§ YOUR OBJECTIVE: Rewrite all of the items below with every occurrence of "x-tick-label" changed to "x-axis-tick" and everything else kept the same, leaving out the pictures.

§ PROVIDED INFORMATION:

• • •

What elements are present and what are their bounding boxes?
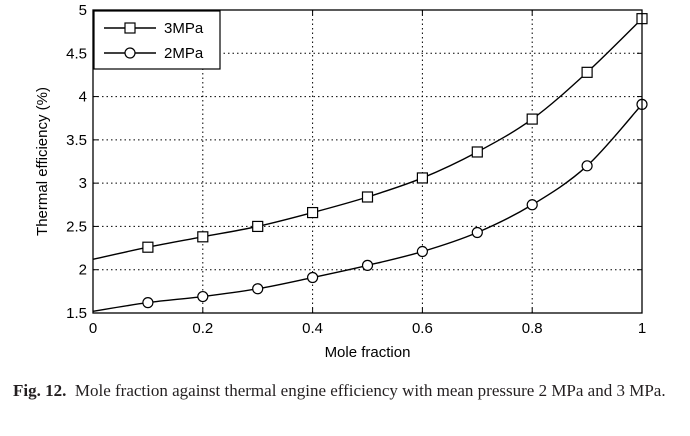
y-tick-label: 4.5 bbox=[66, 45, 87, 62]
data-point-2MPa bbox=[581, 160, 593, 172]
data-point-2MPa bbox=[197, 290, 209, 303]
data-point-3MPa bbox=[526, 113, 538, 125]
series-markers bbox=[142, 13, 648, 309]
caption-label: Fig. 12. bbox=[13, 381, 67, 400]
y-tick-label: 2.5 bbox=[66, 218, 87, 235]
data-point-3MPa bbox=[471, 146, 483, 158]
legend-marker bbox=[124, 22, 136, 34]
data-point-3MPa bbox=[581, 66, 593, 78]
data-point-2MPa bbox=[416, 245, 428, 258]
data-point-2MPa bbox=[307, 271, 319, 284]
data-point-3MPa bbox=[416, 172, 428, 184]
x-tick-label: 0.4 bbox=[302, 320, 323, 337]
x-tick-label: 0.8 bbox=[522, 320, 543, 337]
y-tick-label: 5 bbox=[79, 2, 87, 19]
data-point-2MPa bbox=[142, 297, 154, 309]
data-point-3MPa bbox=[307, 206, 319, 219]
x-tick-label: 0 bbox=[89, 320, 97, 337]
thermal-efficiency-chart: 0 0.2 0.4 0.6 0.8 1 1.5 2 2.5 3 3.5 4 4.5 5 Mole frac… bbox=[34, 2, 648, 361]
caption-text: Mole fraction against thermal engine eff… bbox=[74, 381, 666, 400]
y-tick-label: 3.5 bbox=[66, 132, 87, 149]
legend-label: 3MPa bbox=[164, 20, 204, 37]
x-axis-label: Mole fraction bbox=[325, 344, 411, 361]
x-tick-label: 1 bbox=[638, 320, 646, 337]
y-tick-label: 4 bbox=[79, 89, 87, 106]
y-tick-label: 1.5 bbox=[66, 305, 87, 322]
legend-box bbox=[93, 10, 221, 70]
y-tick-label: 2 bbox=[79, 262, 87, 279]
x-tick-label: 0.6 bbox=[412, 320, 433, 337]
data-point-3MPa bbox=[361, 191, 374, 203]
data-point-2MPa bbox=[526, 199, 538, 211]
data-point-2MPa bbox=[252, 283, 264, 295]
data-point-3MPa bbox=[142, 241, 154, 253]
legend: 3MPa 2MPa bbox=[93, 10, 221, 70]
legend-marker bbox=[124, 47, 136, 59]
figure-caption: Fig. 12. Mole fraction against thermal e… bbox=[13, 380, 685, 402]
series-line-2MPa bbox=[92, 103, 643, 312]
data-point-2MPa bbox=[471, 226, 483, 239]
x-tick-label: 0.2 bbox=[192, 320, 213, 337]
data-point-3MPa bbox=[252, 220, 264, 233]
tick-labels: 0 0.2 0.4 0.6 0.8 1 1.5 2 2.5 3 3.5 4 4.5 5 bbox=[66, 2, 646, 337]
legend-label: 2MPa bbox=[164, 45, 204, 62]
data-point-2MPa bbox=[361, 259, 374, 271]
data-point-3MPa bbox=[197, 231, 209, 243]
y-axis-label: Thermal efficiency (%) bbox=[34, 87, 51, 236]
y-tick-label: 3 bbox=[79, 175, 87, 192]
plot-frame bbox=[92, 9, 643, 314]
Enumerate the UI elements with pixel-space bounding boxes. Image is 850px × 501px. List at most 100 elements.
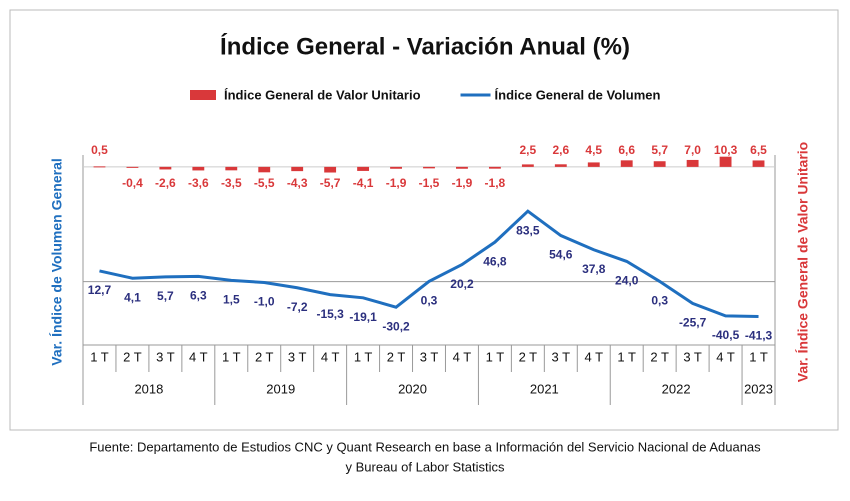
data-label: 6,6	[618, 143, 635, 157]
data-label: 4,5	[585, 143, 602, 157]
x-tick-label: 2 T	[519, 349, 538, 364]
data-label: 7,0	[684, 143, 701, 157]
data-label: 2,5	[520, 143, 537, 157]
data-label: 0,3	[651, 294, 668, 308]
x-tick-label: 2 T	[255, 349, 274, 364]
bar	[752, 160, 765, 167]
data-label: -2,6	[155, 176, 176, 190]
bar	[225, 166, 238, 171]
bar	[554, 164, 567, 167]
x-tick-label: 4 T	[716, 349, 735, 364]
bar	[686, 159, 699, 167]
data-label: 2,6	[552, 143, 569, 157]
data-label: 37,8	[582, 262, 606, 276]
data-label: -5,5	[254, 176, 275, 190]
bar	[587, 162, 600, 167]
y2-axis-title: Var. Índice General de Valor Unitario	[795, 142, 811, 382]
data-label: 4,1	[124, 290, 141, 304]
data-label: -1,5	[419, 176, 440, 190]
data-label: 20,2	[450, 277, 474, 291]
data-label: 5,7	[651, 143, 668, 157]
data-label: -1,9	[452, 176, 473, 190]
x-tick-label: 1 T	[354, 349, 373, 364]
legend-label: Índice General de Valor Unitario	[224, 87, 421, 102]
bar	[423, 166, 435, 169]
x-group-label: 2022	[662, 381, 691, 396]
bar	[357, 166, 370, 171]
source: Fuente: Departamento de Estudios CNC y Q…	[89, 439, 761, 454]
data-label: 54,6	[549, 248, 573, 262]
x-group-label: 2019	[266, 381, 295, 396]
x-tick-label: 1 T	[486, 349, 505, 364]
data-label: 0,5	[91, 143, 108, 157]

• • •

§ ANSWER TO THE TASK:
What elements are present and what are their bounding boxes?
y-tick-label: 4.5 bbox=[66, 45, 87, 62]
data-point-2MPa bbox=[581, 160, 593, 172]
data-point-2MPa bbox=[197, 290, 209, 303]
data-point-3MPa bbox=[526, 113, 538, 125]
series-markers bbox=[142, 13, 648, 309]
caption-label: Fig. 12. bbox=[13, 381, 67, 400]
y-tick-label: 2.5 bbox=[66, 218, 87, 235]
data-point-3MPa bbox=[471, 146, 483, 158]
legend-marker bbox=[124, 22, 136, 34]
data-point-3MPa bbox=[581, 66, 593, 78]
data-point-2MPa bbox=[416, 245, 428, 258]
data-point-2MPa bbox=[307, 271, 319, 284]
data-point-3MPa bbox=[416, 172, 428, 184]
x-axis-tick: 0.4 bbox=[302, 320, 323, 337]
x-axis-tick: 0.8 bbox=[522, 320, 543, 337]
y-tick-label: 5 bbox=[79, 2, 87, 19]
data-point-2MPa bbox=[142, 297, 154, 309]
data-point-3MPa bbox=[307, 206, 319, 219]
x-axis-tick: 0 bbox=[89, 320, 97, 337]
thermal-efficiency-chart: 0 0.2 0.4 0.6 0.8 1 1.5 2 2.5 3 3.5 4 4.5 5 Mole frac… bbox=[34, 2, 648, 361]
caption-text: Mole fraction against thermal engine eff… bbox=[74, 381, 666, 400]
y-tick-label: 3.5 bbox=[66, 132, 87, 149]
legend-label: 3MPa bbox=[164, 20, 204, 37]
x-axis-label: Mole fraction bbox=[325, 344, 411, 361]
x-axis-tick: 1 bbox=[638, 320, 646, 337]
y-tick-label: 4 bbox=[79, 89, 87, 106]
y-tick-label: 1.5 bbox=[66, 305, 87, 322]
legend-box bbox=[93, 10, 221, 70]
y-tick-label: 2 bbox=[79, 262, 87, 279]
x-axis-tick: 0.6 bbox=[412, 320, 433, 337]
data-point-3MPa bbox=[361, 191, 374, 203]
data-point-2MPa bbox=[526, 199, 538, 211]
data-point-2MPa bbox=[252, 283, 264, 295]
data-point-3MPa bbox=[142, 241, 154, 253]
legend: 3MPa 2MPa bbox=[93, 10, 221, 70]
legend-marker bbox=[124, 47, 136, 59]
figure-caption: Fig. 12. Mole fraction against thermal e… bbox=[13, 380, 685, 402]
series-line-2MPa bbox=[92, 103, 643, 312]
data-point-2MPa bbox=[471, 226, 483, 239]
x-axis-tick: 0.2 bbox=[192, 320, 213, 337]
data-point-3MPa bbox=[252, 220, 264, 233]
tick-labels: 0 0.2 0.4 0.6 0.8 1 1.5 2 2.5 3 3.5 4 4.5 5 bbox=[66, 2, 646, 337]
legend-label: 2MPa bbox=[164, 45, 204, 62]
data-point-2MPa bbox=[361, 259, 374, 271]
data-point-3MPa bbox=[197, 231, 209, 243]
y-axis-label: Thermal efficiency (%) bbox=[34, 87, 51, 236]
y-tick-label: 3 bbox=[79, 175, 87, 192]
plot-frame bbox=[92, 9, 643, 314]
Enumerate the UI elements with pixel-space bounding boxes. Image is 850px × 501px. List at most 100 elements.
data-label: 6,6	[618, 143, 635, 157]
data-label: 4,5	[585, 143, 602, 157]
x-axis-tick: 2 T	[519, 349, 538, 364]
data-label: 7,0	[684, 143, 701, 157]
data-label: 2,5	[520, 143, 537, 157]
data-label: 0,3	[651, 294, 668, 308]
x-axis-tick: 2 T	[255, 349, 274, 364]
bar	[752, 160, 765, 167]
data-label: -2,6	[155, 176, 176, 190]
bar	[225, 166, 238, 171]
bar	[554, 164, 567, 167]
x-axis-tick: 4 T	[716, 349, 735, 364]
bar	[686, 159, 699, 167]
data-label: 2,6	[552, 143, 569, 157]
data-label: 37,8	[582, 262, 606, 276]
data-label: -5,5	[254, 176, 275, 190]
bar	[587, 162, 600, 167]
y2-axis-title: Var. Índice General de Valor Unitario	[795, 142, 811, 382]
data-label: 4,1	[124, 290, 141, 304]
data-label: -1,5	[419, 176, 440, 190]
data-label: 20,2	[450, 277, 474, 291]
data-label: 5,7	[651, 143, 668, 157]
data-label: -1,9	[452, 176, 473, 190]
x-axis-tick: 1 T	[354, 349, 373, 364]
legend-label: Índice General de Valor Unitario	[224, 87, 421, 102]
bar	[423, 166, 435, 169]
x-group-label: 2022	[662, 381, 691, 396]
bar	[357, 166, 370, 171]
source: Fuente: Departamento de Estudios CNC y Q…	[89, 439, 761, 454]
data-label: 54,6	[549, 248, 573, 262]
x-group-label: 2019	[266, 381, 295, 396]
x-axis-tick: 1 T	[486, 349, 505, 364]
data-label: 0,5	[91, 143, 108, 157]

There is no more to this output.